**Task objective**
Draw out every line with the word "name" from the listing below.

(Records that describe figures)
** Begin **
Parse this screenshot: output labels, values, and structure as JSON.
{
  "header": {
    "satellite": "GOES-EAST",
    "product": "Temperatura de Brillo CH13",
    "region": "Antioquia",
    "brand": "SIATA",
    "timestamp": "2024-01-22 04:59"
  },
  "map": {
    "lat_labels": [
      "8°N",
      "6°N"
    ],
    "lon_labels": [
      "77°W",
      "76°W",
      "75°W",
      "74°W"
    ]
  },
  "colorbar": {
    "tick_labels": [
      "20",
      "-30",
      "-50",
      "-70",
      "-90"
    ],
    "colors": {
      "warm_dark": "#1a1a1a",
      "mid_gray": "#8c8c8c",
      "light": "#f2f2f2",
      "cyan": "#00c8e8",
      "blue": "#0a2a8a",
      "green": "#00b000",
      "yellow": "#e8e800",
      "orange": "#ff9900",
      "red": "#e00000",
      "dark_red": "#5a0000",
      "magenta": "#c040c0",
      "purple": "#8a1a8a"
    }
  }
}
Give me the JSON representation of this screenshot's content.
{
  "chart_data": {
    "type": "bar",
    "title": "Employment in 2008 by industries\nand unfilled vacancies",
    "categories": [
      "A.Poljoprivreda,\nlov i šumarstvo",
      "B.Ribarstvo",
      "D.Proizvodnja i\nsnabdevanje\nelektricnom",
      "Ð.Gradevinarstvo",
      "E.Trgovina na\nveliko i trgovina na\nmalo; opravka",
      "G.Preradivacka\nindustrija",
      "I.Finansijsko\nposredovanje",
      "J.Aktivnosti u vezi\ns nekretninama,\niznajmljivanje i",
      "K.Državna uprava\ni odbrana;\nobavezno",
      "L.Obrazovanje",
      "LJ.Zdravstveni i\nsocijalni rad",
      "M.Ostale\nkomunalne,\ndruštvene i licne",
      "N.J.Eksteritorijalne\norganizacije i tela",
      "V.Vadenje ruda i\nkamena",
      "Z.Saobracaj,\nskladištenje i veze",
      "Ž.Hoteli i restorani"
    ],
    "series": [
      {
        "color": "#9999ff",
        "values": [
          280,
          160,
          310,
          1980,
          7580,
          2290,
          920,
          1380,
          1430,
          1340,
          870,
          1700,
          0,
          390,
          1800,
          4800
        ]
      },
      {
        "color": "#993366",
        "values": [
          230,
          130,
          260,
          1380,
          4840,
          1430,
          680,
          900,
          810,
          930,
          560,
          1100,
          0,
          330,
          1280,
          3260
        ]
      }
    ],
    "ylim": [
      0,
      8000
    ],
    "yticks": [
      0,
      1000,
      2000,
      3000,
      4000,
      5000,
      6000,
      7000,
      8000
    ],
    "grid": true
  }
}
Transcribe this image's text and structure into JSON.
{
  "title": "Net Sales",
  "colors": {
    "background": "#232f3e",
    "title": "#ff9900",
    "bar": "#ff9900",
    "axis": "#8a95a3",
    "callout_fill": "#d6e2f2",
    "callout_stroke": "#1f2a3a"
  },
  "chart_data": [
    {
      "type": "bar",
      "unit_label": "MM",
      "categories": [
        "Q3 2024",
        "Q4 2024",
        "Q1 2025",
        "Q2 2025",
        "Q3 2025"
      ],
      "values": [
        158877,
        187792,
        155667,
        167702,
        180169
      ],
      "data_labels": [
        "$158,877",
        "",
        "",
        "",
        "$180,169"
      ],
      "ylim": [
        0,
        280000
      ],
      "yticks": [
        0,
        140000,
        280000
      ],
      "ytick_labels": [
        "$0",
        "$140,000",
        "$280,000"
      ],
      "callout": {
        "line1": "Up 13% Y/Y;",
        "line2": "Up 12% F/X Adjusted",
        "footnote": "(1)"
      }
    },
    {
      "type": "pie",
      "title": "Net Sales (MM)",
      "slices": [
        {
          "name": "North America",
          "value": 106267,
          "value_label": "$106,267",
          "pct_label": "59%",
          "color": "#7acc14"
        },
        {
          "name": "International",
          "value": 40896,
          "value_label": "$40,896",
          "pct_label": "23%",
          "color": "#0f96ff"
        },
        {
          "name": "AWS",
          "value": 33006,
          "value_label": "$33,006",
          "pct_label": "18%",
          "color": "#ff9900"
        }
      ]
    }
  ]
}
** End **
**Complete response**
          "name": "North America",
          "name": "International",
          "name": "AWS",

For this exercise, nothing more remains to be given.